┏━━

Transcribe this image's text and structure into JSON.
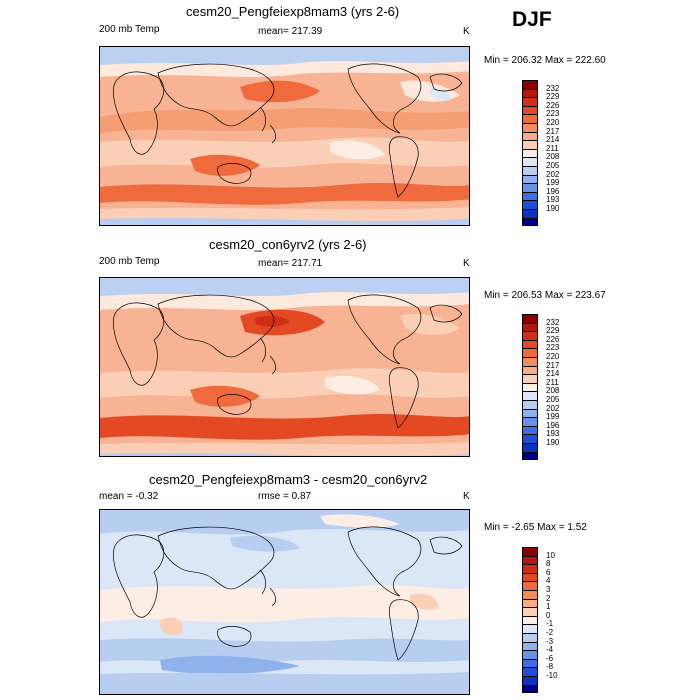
{
  "season": "DJF",
  "colors": {
    "temp_scale": [
      "#8b0000",
      "#b2180e",
      "#cf2e17",
      "#e34a24",
      "#ef6a3c",
      "#f48d5e",
      "#f7ad88",
      "#fbcfb5",
      "#fdeee5",
      "#dbe6f6",
      "#b8cef1",
      "#8fb1ec",
      "#6891e8",
      "#3f6ee6",
      "#1f4fd9",
      "#0a33bf",
      "#00008b"
    ],
    "diff_scale": [
      "#8b0000",
      "#b2180e",
      "#cf2e17",
      "#e34a24",
      "#ef6a3c",
      "#f48d5e",
      "#f7ad88",
      "#fbcfb5",
      "#fdeee5",
      "#dbe6f6",
      "#b8cef1",
      "#8fb1ec",
      "#6891e8",
      "#3f6ee6",
      "#1f4fd9",
      "#0a33bf",
      "#00008b"
    ]
  },
  "panels": [
    {
      "title": "cesm20_Pengfeiexp8mam3 (yrs 2-6)",
      "left_label": "200 mb Temp",
      "mean_label": "mean= 217.39",
      "units": "K",
      "min_max": "Min = 206.32 Max = 222.60",
      "colorbar_labels": [
        "232",
        "229",
        "226",
        "223",
        "220",
        "217",
        "214",
        "211",
        "208",
        "205",
        "202",
        "199",
        "196",
        "193",
        "190"
      ]
    },
    {
      "title": "cesm20_con6yrv2 (yrs 2-6)",
      "left_label": "200 mb Temp",
      "mean_label": "mean= 217.71",
      "units": "K",
      "min_max": "Min = 206.53 Max = 223.67",
      "colorbar_labels": [
        "232",
        "229",
        "226",
        "223",
        "220",
        "217",
        "214",
        "211",
        "208",
        "205",
        "202",
        "199",
        "196",
        "193",
        "190"
      ]
    },
    {
      "title": "cesm20_Pengfeiexp8mam3 - cesm20_con6yrv2",
      "left_label": "mean =  -0.32",
      "mean_label": "rmse =   0.87",
      "units": "K",
      "min_max": "Min =  -2.65 Max =   1.52",
      "colorbar_labels": [
        "10",
        "8",
        "6",
        "4",
        "3",
        "2",
        "1",
        "0",
        "-1",
        "-2",
        "-3",
        "-4",
        "-6",
        "-8",
        "-10"
      ]
    }
  ]
}
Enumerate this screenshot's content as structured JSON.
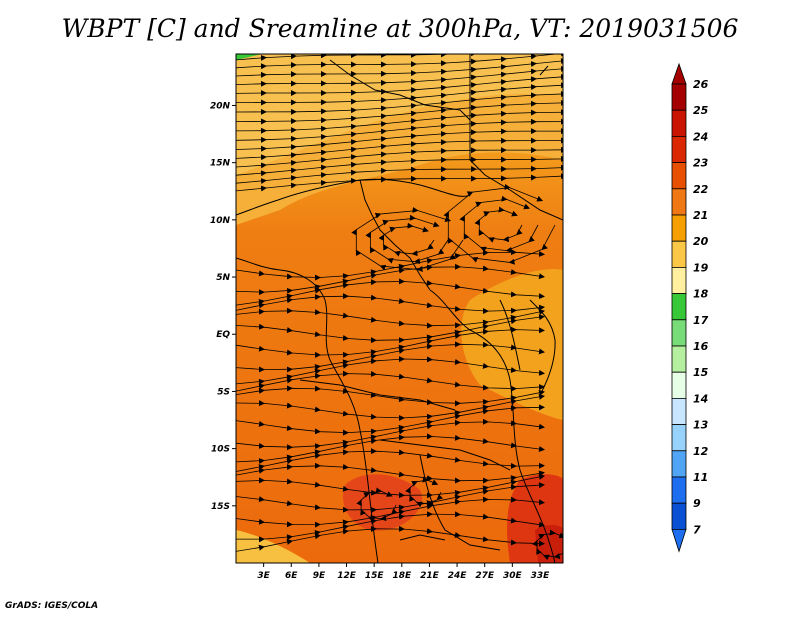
{
  "title": "WBPT [C] and Sreamline at 300hPa, VT: 2019031506",
  "credit": "GrADS: IGES/COLA",
  "map": {
    "lat_range": [
      -20,
      24.5
    ],
    "lon_range": [
      0,
      35.5
    ],
    "lat_ticks": [
      "20N",
      "15N",
      "10N",
      "5N",
      "EQ",
      "5S",
      "10S",
      "15S"
    ],
    "lat_tick_values": [
      20,
      15,
      10,
      5,
      0,
      -5,
      -10,
      -15
    ],
    "lon_ticks": [
      "3E",
      "6E",
      "9E",
      "12E",
      "15E",
      "18E",
      "21E",
      "24E",
      "27E",
      "30E",
      "33E"
    ],
    "lon_tick_values": [
      3,
      6,
      9,
      12,
      15,
      18,
      21,
      24,
      27,
      30,
      33
    ]
  },
  "colorbar": {
    "labels": [
      "26",
      "25",
      "24",
      "23",
      "22",
      "21",
      "20",
      "19",
      "18",
      "17",
      "16",
      "15",
      "14",
      "13",
      "12",
      "11",
      "9",
      "7"
    ],
    "colors": [
      "#a50000",
      "#c81400",
      "#dc2800",
      "#e65000",
      "#f07814",
      "#f5a000",
      "#fac846",
      "#fff0a0",
      "#37c837",
      "#78dc78",
      "#b4f0a0",
      "#e6ffe6",
      "#c8e6ff",
      "#96d2fa",
      "#50a5f5",
      "#1e6ef0",
      "#0a50d2"
    ],
    "top_arrow_color": "#a50000",
    "bottom_arrow_color": "#1e6ef0"
  }
}
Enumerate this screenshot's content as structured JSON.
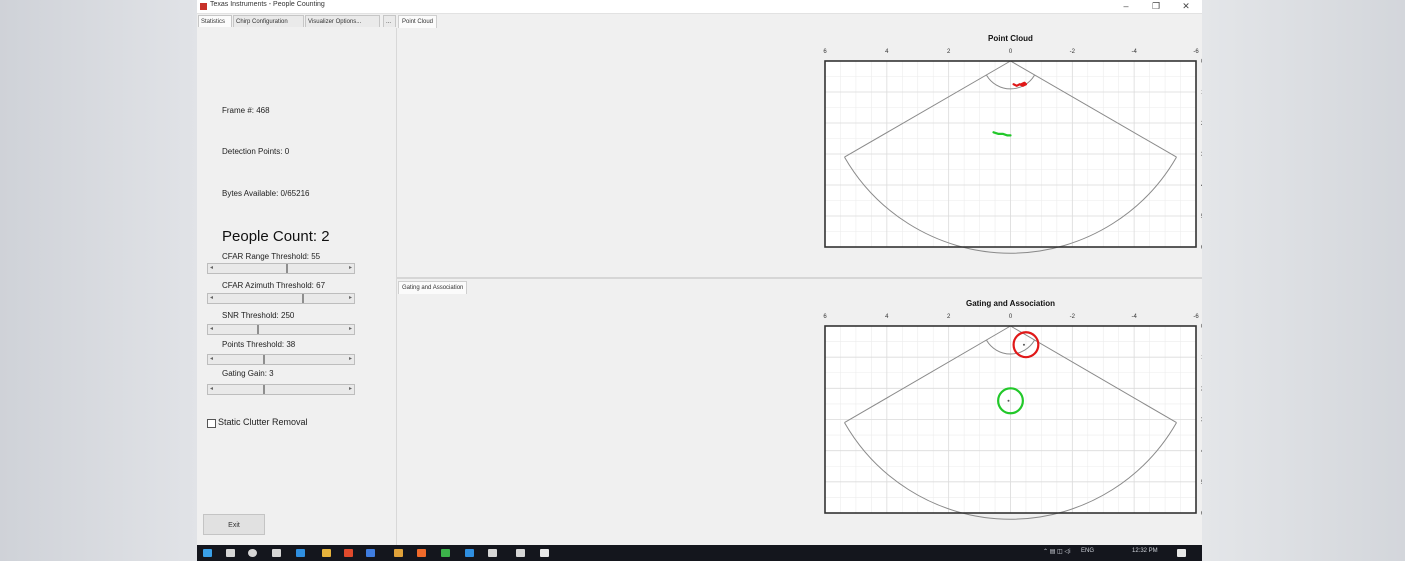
{
  "window": {
    "title": "Texas Instruments - People Counting",
    "controls": [
      "–",
      "❐",
      "✕"
    ]
  },
  "left_tabs": [
    "Statistics",
    "Chirp Configuration",
    "Visualizer Options...",
    "..."
  ],
  "statistics": {
    "frame": "Frame #: 468",
    "detection_points": "Detection Points: 0",
    "bytes_available": "Bytes Available: 0/65216",
    "people_count": "People Count: 2"
  },
  "sliders": [
    {
      "label": "CFAR Range Threshold: 55",
      "value": 0.55
    },
    {
      "label": "CFAR Azimuth Threshold: 67",
      "value": 0.67
    },
    {
      "label": "SNR Threshold: 250",
      "value": 0.32
    },
    {
      "label": "Points Threshold: 38",
      "value": 0.37
    },
    {
      "label": "Gating Gain: 3",
      "value": 0.37
    }
  ],
  "static_clutter": {
    "label": "Static Clutter Removal",
    "checked": false
  },
  "exit_label": "Exit",
  "plot_tabs": [
    "Point Cloud",
    "Gating and Association"
  ],
  "plots": [
    {
      "title": "Point Cloud",
      "x_ticks": [
        "6",
        "4",
        "2",
        "0",
        "-2",
        "-4",
        "-6"
      ],
      "y_ticks": [
        "0",
        "1",
        "2",
        "3",
        "4",
        "5",
        "6"
      ]
    },
    {
      "title": "Gating and Association",
      "x_ticks": [
        "6",
        "4",
        "2",
        "0",
        "-2",
        "-4",
        "-6"
      ],
      "y_ticks": [
        "0",
        "1",
        "2",
        "3",
        "4",
        "5",
        "6"
      ]
    }
  ],
  "chart_data": [
    {
      "type": "scatter",
      "title": "Point Cloud",
      "xlim": [
        6,
        -6
      ],
      "ylim": [
        0,
        6
      ],
      "x_ticks": [
        6,
        4,
        2,
        0,
        -2,
        -4,
        -6
      ],
      "y_ticks": [
        0,
        1,
        2,
        3,
        4,
        5,
        6
      ],
      "grid": true,
      "series": [
        {
          "color": "#e01818",
          "x": [
            -0.1,
            -0.2,
            -0.3,
            -0.4,
            -0.5,
            -0.45,
            -0.35
          ],
          "y": [
            0.75,
            0.8,
            0.75,
            0.8,
            0.75,
            0.7,
            0.75
          ]
        },
        {
          "color": "#22c82a",
          "x": [
            0.55,
            0.4,
            0.25,
            0.1,
            0.0
          ],
          "y": [
            2.3,
            2.35,
            2.35,
            2.4,
            2.4
          ]
        }
      ]
    },
    {
      "type": "scatter",
      "title": "Gating and Association",
      "xlim": [
        6,
        -6
      ],
      "ylim": [
        0,
        6
      ],
      "x_ticks": [
        6,
        4,
        2,
        0,
        -2,
        -4,
        -6
      ],
      "y_ticks": [
        0,
        1,
        2,
        3,
        4,
        5,
        6
      ],
      "grid": true,
      "tracks": [
        {
          "color": "#e01818",
          "x": -0.5,
          "y": 0.6,
          "radius": 0.4
        },
        {
          "color": "#22c82a",
          "x": 0.0,
          "y": 2.4,
          "radius": 0.4
        }
      ]
    }
  ],
  "taskbar": {
    "icon_colors": [
      "#3aa0e8",
      "#d6d6d6",
      "#d6d6d6",
      "#d6d6d6",
      "#2f8fe0",
      "#e6b33c",
      "#e04a2c",
      "#3f7de0",
      "#e0a23a",
      "#f06a2a",
      "#3cb34a",
      "#2f8fe0",
      "#d6d6d6",
      "#d6d6d6",
      "#e8e8e8"
    ],
    "tray_text": "ENG",
    "time": "12:32 PM"
  }
}
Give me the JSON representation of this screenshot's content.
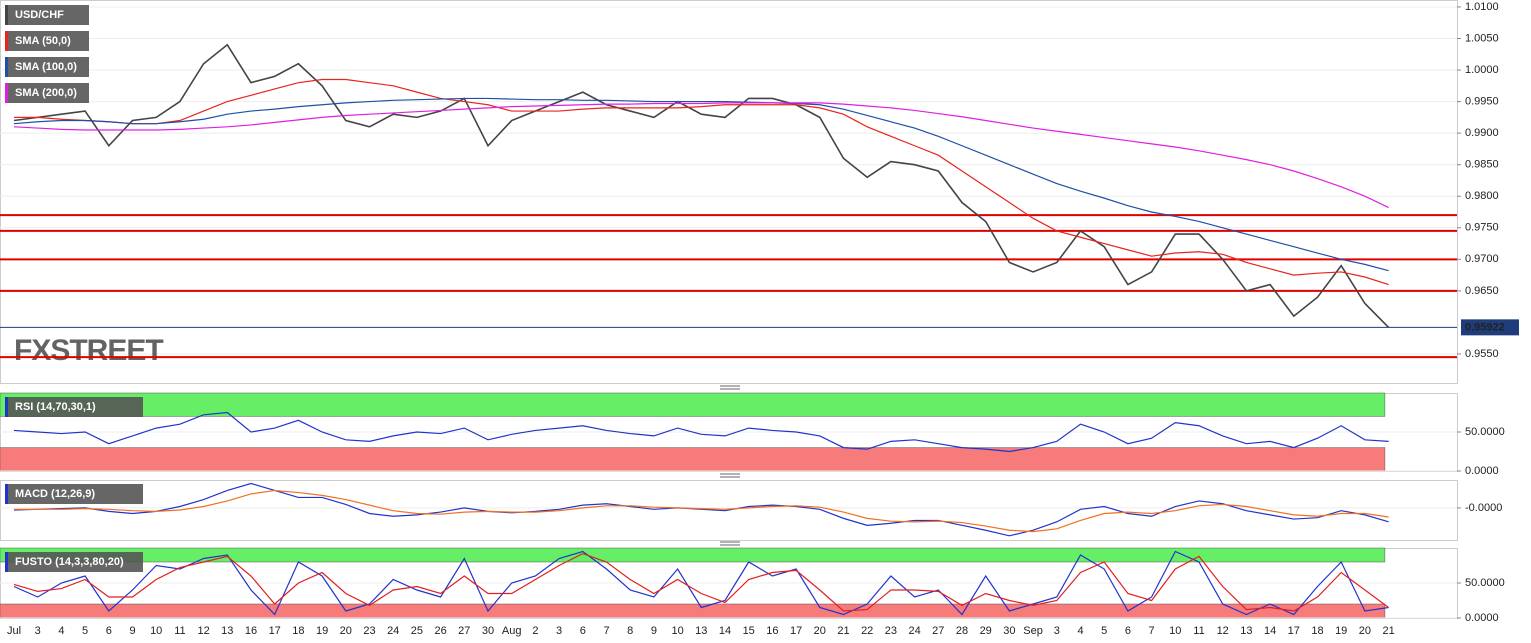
{
  "chart_data": [
    {
      "type": "line",
      "grid": true,
      "watermark": "FXSTREET",
      "categories": [
        "Jul",
        "3",
        "4",
        "5",
        "6",
        "9",
        "10",
        "11",
        "12",
        "13",
        "16",
        "17",
        "18",
        "19",
        "20",
        "23",
        "24",
        "25",
        "26",
        "27",
        "30",
        "Aug",
        "2",
        "3",
        "6",
        "7",
        "8",
        "9",
        "10",
        "13",
        "14",
        "15",
        "16",
        "17",
        "20",
        "21",
        "22",
        "23",
        "24",
        "27",
        "28",
        "29",
        "30",
        "Sep",
        "3",
        "4",
        "5",
        "6",
        "7",
        "10",
        "11",
        "12",
        "13",
        "14",
        "17",
        "18",
        "19",
        "20",
        "21"
      ],
      "series": [
        {
          "name": "USD/CHF",
          "color": "#444444",
          "values": [
            0.992,
            0.9925,
            0.993,
            0.9935,
            0.988,
            0.992,
            0.9925,
            0.995,
            1.001,
            1.004,
            0.998,
            0.999,
            1.001,
            0.9975,
            0.992,
            0.991,
            0.993,
            0.9925,
            0.9935,
            0.9955,
            0.988,
            0.992,
            0.9935,
            0.995,
            0.9965,
            0.9945,
            0.9935,
            0.9925,
            0.995,
            0.993,
            0.9925,
            0.9955,
            0.9955,
            0.9945,
            0.9925,
            0.986,
            0.983,
            0.9855,
            0.985,
            0.984,
            0.979,
            0.976,
            0.9695,
            0.968,
            0.9695,
            0.9745,
            0.972,
            0.966,
            0.968,
            0.974,
            0.974,
            0.97,
            0.965,
            0.966,
            0.961,
            0.964,
            0.969,
            0.963,
            0.9592
          ]
        },
        {
          "name": "SMA (50,0)",
          "color": "#e8241c",
          "values": [
            0.9925,
            0.9925,
            0.9922,
            0.992,
            0.9918,
            0.9915,
            0.9915,
            0.992,
            0.9935,
            0.995,
            0.996,
            0.997,
            0.998,
            0.9985,
            0.9985,
            0.998,
            0.9975,
            0.9965,
            0.9955,
            0.995,
            0.9945,
            0.9935,
            0.9935,
            0.9935,
            0.9938,
            0.994,
            0.994,
            0.994,
            0.994,
            0.9942,
            0.9945,
            0.9945,
            0.9945,
            0.9945,
            0.994,
            0.993,
            0.991,
            0.9895,
            0.988,
            0.9865,
            0.984,
            0.9815,
            0.979,
            0.9765,
            0.9745,
            0.9735,
            0.9725,
            0.9715,
            0.9705,
            0.971,
            0.9712,
            0.9708,
            0.9695,
            0.9685,
            0.9675,
            0.9678,
            0.968,
            0.9672,
            0.966
          ]
        },
        {
          "name": "SMA (100,0)",
          "color": "#1f4fa8",
          "values": [
            0.9915,
            0.9918,
            0.992,
            0.992,
            0.9918,
            0.9915,
            0.9915,
            0.9918,
            0.9922,
            0.993,
            0.9935,
            0.9938,
            0.9942,
            0.9945,
            0.9948,
            0.995,
            0.9952,
            0.9953,
            0.9954,
            0.9955,
            0.9955,
            0.9954,
            0.9953,
            0.9953,
            0.9952,
            0.9952,
            0.9951,
            0.995,
            0.995,
            0.995,
            0.995,
            0.9949,
            0.9948,
            0.9947,
            0.9945,
            0.9938,
            0.9928,
            0.9918,
            0.9908,
            0.9895,
            0.988,
            0.9865,
            0.985,
            0.9835,
            0.982,
            0.9808,
            0.9797,
            0.9785,
            0.9775,
            0.9768,
            0.976,
            0.975,
            0.974,
            0.973,
            0.972,
            0.971,
            0.97,
            0.9692,
            0.9682
          ]
        },
        {
          "name": "SMA (200,0)",
          "color": "#e020e0",
          "values": [
            0.991,
            0.9908,
            0.9906,
            0.9905,
            0.9905,
            0.9905,
            0.9905,
            0.9906,
            0.9908,
            0.991,
            0.9913,
            0.9917,
            0.9921,
            0.9925,
            0.9928,
            0.993,
            0.9932,
            0.9934,
            0.9936,
            0.9938,
            0.994,
            0.9942,
            0.9943,
            0.9944,
            0.9945,
            0.9946,
            0.9946,
            0.9947,
            0.9947,
            0.9947,
            0.9948,
            0.9948,
            0.9948,
            0.9948,
            0.9948,
            0.9946,
            0.9943,
            0.994,
            0.9936,
            0.9931,
            0.9926,
            0.992,
            0.9914,
            0.9908,
            0.9903,
            0.9898,
            0.9893,
            0.9888,
            0.9883,
            0.9878,
            0.9872,
            0.9865,
            0.9858,
            0.985,
            0.984,
            0.9828,
            0.9815,
            0.98,
            0.9782
          ]
        }
      ],
      "levels": [
        0.977,
        0.9745,
        0.97,
        0.965,
        0.9545
      ],
      "level_color": "#e00000",
      "last_price": 0.95922,
      "ylim": [
        0.9504,
        1.0111
      ],
      "yticks": [
        {
          "value": 1.01,
          "label": "1.0100"
        },
        {
          "value": 1.005,
          "label": "1.0050"
        },
        {
          "value": 1.0,
          "label": "1.0000"
        },
        {
          "value": 0.995,
          "label": "0.9950"
        },
        {
          "value": 0.99,
          "label": "0.9900"
        },
        {
          "value": 0.985,
          "label": "0.9850"
        },
        {
          "value": 0.98,
          "label": "0.9800"
        },
        {
          "value": 0.975,
          "label": "0.9750"
        },
        {
          "value": 0.97,
          "label": "0.9700"
        },
        {
          "value": 0.965,
          "label": "0.9650"
        },
        {
          "value": 0.955,
          "label": "0.9550"
        }
      ]
    },
    {
      "type": "line",
      "grid": true,
      "series": [
        {
          "name": "RSI (14,70,30,1)",
          "color": "#2233cc",
          "values": [
            52,
            50,
            48,
            50,
            35,
            45,
            55,
            60,
            72,
            75,
            50,
            55,
            65,
            50,
            40,
            38,
            45,
            50,
            48,
            55,
            40,
            47,
            52,
            55,
            58,
            52,
            48,
            45,
            55,
            47,
            45,
            55,
            52,
            50,
            45,
            30,
            28,
            38,
            40,
            35,
            30,
            28,
            25,
            30,
            38,
            60,
            50,
            35,
            42,
            62,
            58,
            45,
            35,
            38,
            30,
            42,
            58,
            40,
            38
          ]
        }
      ],
      "bands": [
        {
          "from": 70,
          "to": 100,
          "color": "#66ee66"
        },
        {
          "from": 0,
          "to": 30,
          "color": "#f77b7b"
        }
      ],
      "ylim": [
        0,
        100
      ],
      "yticks": [
        {
          "value": 50,
          "label": "50.0000"
        },
        {
          "value": 0,
          "label": "0.0000"
        }
      ]
    },
    {
      "type": "line",
      "grid": true,
      "series": [
        {
          "name": "MACD (12,26,9)",
          "color": "#2233cc",
          "values": [
            -0.0003,
            -0.0002,
            -0.0001,
            0.0,
            -0.0005,
            -0.0008,
            -0.0005,
            0.0002,
            0.0012,
            0.0025,
            0.0035,
            0.0025,
            0.0015,
            0.0015,
            0.0005,
            -0.0008,
            -0.0012,
            -0.001,
            -0.0006,
            0.0,
            -0.0005,
            -0.0007,
            -0.0005,
            -0.0002,
            0.0004,
            0.0006,
            0.0002,
            -0.0002,
            0.0,
            -0.0002,
            -0.0004,
            0.0002,
            0.0004,
            0.0002,
            -0.0002,
            -0.0015,
            -0.0025,
            -0.0022,
            -0.0018,
            -0.0018,
            -0.0025,
            -0.0032,
            -0.004,
            -0.0032,
            -0.002,
            -0.0002,
            0.0002,
            -0.0008,
            -0.0012,
            0.0002,
            0.001,
            0.0006,
            -0.0004,
            -0.001,
            -0.0016,
            -0.0014,
            -0.0004,
            -0.001,
            -0.002
          ]
        },
        {
          "color": "#f07020",
          "values": [
            -0.0002,
            -0.0002,
            -0.0002,
            -0.0001,
            -0.0002,
            -0.0004,
            -0.0005,
            -0.0003,
            0.0002,
            0.001,
            0.002,
            0.0025,
            0.0022,
            0.0018,
            0.0012,
            0.0004,
            -0.0004,
            -0.0008,
            -0.0009,
            -0.0006,
            -0.0005,
            -0.0006,
            -0.0006,
            -0.0004,
            0.0,
            0.0003,
            0.0003,
            0.0001,
            0.0,
            -0.0001,
            -0.0002,
            0.0,
            0.0002,
            0.0003,
            0.0001,
            -0.0006,
            -0.0015,
            -0.0019,
            -0.002,
            -0.0019,
            -0.0021,
            -0.0026,
            -0.0032,
            -0.0034,
            -0.003,
            -0.0018,
            -0.0008,
            -0.0006,
            -0.0008,
            -0.0004,
            0.0003,
            0.0005,
            0.0002,
            -0.0004,
            -0.001,
            -0.0012,
            -0.0008,
            -0.0008,
            -0.0013
          ]
        }
      ],
      "ylim": [
        -0.0046,
        0.004
      ],
      "yticks": [
        {
          "value": 0,
          "label": "-0.0000"
        }
      ]
    },
    {
      "type": "line",
      "grid": true,
      "series": [
        {
          "name": "FUSTO (14,3,3,80,20)",
          "color": "#2233cc",
          "values": [
            45,
            30,
            50,
            60,
            10,
            40,
            75,
            70,
            85,
            90,
            40,
            5,
            80,
            60,
            10,
            20,
            55,
            40,
            30,
            85,
            10,
            50,
            60,
            85,
            95,
            70,
            40,
            30,
            70,
            15,
            25,
            80,
            60,
            70,
            15,
            5,
            20,
            60,
            30,
            40,
            5,
            60,
            10,
            20,
            30,
            90,
            70,
            10,
            30,
            95,
            80,
            20,
            5,
            20,
            5,
            45,
            80,
            10,
            15
          ]
        },
        {
          "color": "#e02020",
          "values": [
            48,
            38,
            42,
            55,
            30,
            30,
            55,
            72,
            80,
            88,
            60,
            20,
            50,
            65,
            35,
            18,
            40,
            45,
            35,
            60,
            35,
            35,
            55,
            75,
            92,
            80,
            55,
            35,
            55,
            35,
            22,
            55,
            65,
            68,
            40,
            10,
            12,
            40,
            40,
            38,
            18,
            35,
            25,
            18,
            25,
            65,
            80,
            35,
            25,
            70,
            88,
            45,
            12,
            15,
            10,
            30,
            65,
            40,
            15
          ]
        }
      ],
      "bands": [
        {
          "from": 80,
          "to": 100,
          "color": "#66ee66"
        },
        {
          "from": 0,
          "to": 20,
          "color": "#f77b7b"
        }
      ],
      "ylim": [
        0,
        100
      ],
      "yticks": [
        {
          "value": 50,
          "label": "50.0000"
        },
        {
          "value": 0,
          "label": "0.0000"
        }
      ]
    }
  ]
}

┗━━

Work required: Using the listing above, show every line that includes the string "Gating".

Solution to this problem:
      "label": "Gating Gain: 3",
    "Gating and Association"
      "title": "Gating and Association",
      "title": "Gating and Association",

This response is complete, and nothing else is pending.